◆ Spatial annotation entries
• • •
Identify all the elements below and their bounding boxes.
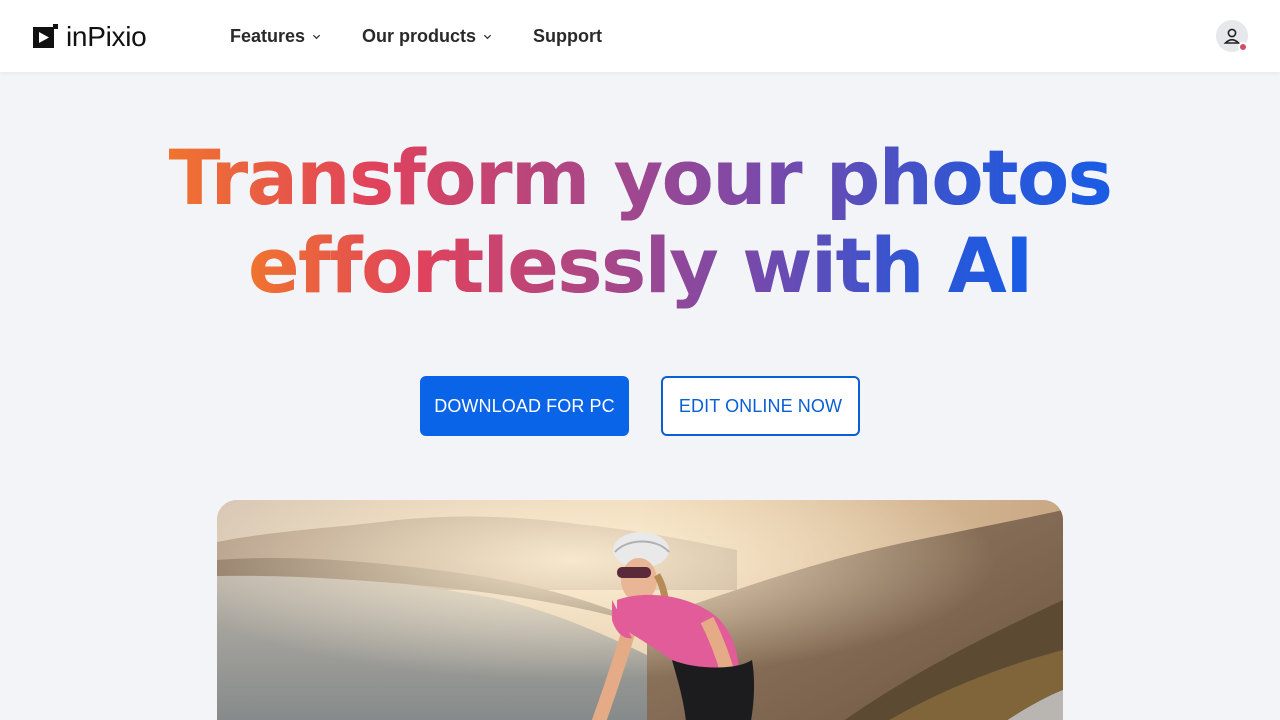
download-for-pc-button[interactable]: DOWNLOAD FOR PC	[420, 376, 629, 436]
chevron-down-icon	[312, 34, 321, 39]
hero-title-line2: effortlessly with AI	[247, 221, 1034, 310]
inpixio-logo[interactable]: inPixio	[32, 21, 147, 52]
nav-support-label: Support	[533, 25, 602, 46]
chevron-down-icon	[483, 34, 492, 39]
nav-features-label: Features	[230, 25, 306, 46]
hero-image-cyclist	[217, 500, 1063, 720]
nav-our-products[interactable]: Our products	[362, 24, 492, 48]
site-header: inPixio Features Our products Support	[0, 0, 1280, 72]
cyclist-photo	[217, 500, 1063, 720]
nav-our-products-label: Our products	[362, 25, 477, 46]
user-icon	[1223, 28, 1241, 44]
hero-title: Transform your photos effortlessly with …	[0, 134, 1280, 310]
account-button[interactable]	[1216, 20, 1248, 52]
edit-online-now-button[interactable]: EDIT ONLINE NOW	[661, 376, 860, 436]
notification-dot	[1238, 42, 1248, 52]
hero-title-line1: Transform your photos	[168, 133, 1113, 222]
nav-support[interactable]: Support	[533, 24, 602, 48]
play-logo-icon	[32, 24, 58, 50]
logo-text: inPixio	[66, 21, 147, 52]
nav-features[interactable]: Features	[230, 24, 321, 48]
• • •
◆ Aim of the exercise
Reproduce the lines above word for word, leaving out any pictures.

◆ Task answer
Identify all the elements below and their bounding boxes.
download-for-pc-button[interactable]: DOWNLOAD FOR PC	[420, 376, 629, 436]
chevron-down-icon	[312, 34, 321, 39]
hero-title-line2: effortlessly with AI	[247, 221, 1034, 310]
inpixio-logo[interactable]: inPixio	[32, 21, 147, 52]
nav-support-label: Support	[533, 25, 602, 46]
chevron-down-icon	[483, 34, 492, 39]
nav-features-label: Features	[230, 25, 306, 46]
hero-image-cyclist	[217, 500, 1063, 720]
nav-our-products[interactable]: Our products	[362, 24, 492, 48]
site-header: inPixio Features Our products Support	[0, 0, 1280, 72]
cyclist-photo	[217, 500, 1063, 720]
nav-our-products-label: Our products	[362, 25, 477, 46]
user-icon	[1223, 28, 1241, 44]
hero-title: Transform your photos effortlessly with …	[0, 134, 1280, 310]
account-button[interactable]	[1216, 20, 1248, 52]
edit-online-now-button[interactable]: EDIT ONLINE NOW	[661, 376, 860, 436]
notification-dot	[1238, 42, 1248, 52]
hero-title-line1: Transform your photos	[168, 133, 1113, 222]
nav-support[interactable]: Support	[533, 24, 602, 48]
play-logo-icon	[32, 24, 58, 50]
logo-text: inPixio	[66, 21, 147, 52]
nav-features[interactable]: Features	[230, 24, 321, 48]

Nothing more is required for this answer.